WHAT THE TASK ASKS - Without the pictures, write out all the lines below exactly as they appear.
========================================
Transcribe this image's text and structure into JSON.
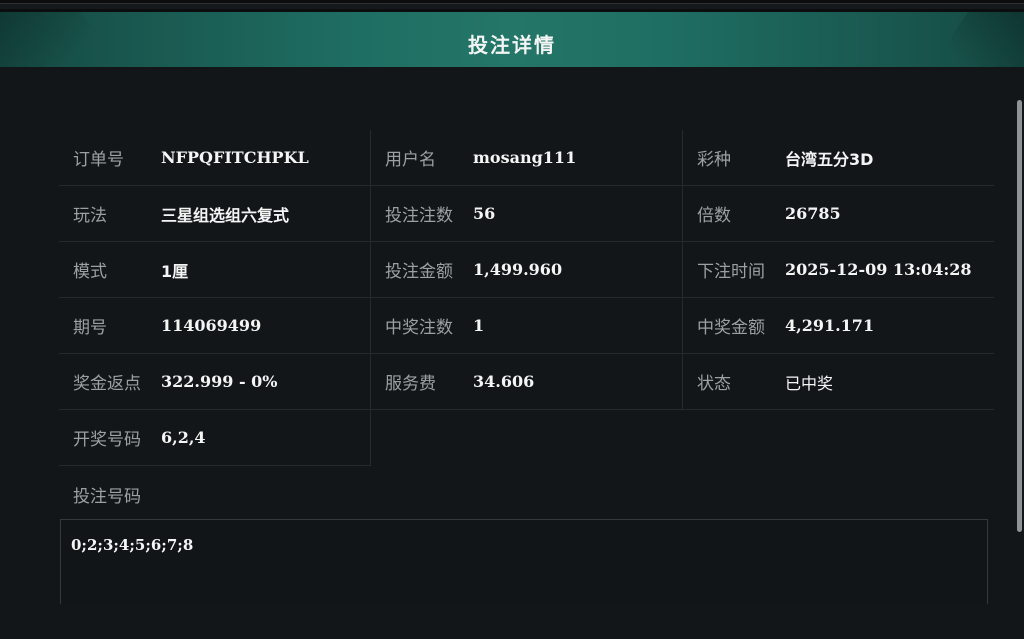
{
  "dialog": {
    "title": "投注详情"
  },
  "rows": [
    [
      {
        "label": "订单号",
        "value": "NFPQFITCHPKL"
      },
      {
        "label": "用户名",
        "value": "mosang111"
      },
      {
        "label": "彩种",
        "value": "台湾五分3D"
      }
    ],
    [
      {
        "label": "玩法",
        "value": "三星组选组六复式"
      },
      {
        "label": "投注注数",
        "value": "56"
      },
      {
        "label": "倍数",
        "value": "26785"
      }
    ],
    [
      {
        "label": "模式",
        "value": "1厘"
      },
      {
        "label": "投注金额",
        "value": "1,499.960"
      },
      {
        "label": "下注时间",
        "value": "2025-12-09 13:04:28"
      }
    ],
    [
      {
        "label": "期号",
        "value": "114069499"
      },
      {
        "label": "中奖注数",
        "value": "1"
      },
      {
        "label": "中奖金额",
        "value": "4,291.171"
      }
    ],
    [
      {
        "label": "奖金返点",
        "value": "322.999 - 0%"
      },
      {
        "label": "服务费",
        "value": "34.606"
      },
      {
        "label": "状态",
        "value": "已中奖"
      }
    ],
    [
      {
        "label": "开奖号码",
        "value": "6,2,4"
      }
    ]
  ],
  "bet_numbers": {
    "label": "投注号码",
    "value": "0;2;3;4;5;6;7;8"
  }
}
========================================
RESULT FOR THIS EXERCISE -
Transcribe this image's text and structure into JSON.
{
  "dialog": {
    "title": "投注详情"
  },
  "rows": [
    [
      {
        "label": "订单号",
        "value": "NFPQFITCHPKL"
      },
      {
        "label": "用户名",
        "value": "mosang111"
      },
      {
        "label": "彩种",
        "value": "台湾五分3D"
      }
    ],
    [
      {
        "label": "玩法",
        "value": "三星组选组六复式"
      },
      {
        "label": "投注注数",
        "value": "56"
      },
      {
        "label": "倍数",
        "value": "26785"
      }
    ],
    [
      {
        "label": "模式",
        "value": "1厘"
      },
      {
        "label": "投注金额",
        "value": "1,499.960"
      },
      {
        "label": "下注时间",
        "value": "2025-12-09 13:04:28"
      }
    ],
    [
      {
        "label": "期号",
        "value": "114069499"
      },
      {
        "label": "中奖注数",
        "value": "1"
      },
      {
        "label": "中奖金额",
        "value": "4,291.171"
      }
    ],
    [
      {
        "label": "奖金返点",
        "value": "322.999 - 0%"
      },
      {
        "label": "服务费",
        "value": "34.606"
      },
      {
        "label": "状态",
        "value": "已中奖"
      }
    ],
    [
      {
        "label": "开奖号码",
        "value": "6,2,4"
      }
    ]
  ],
  "bet_numbers": {
    "label": "投注号码",
    "value": "0;2;3;4;5;6;7;8"
  }
}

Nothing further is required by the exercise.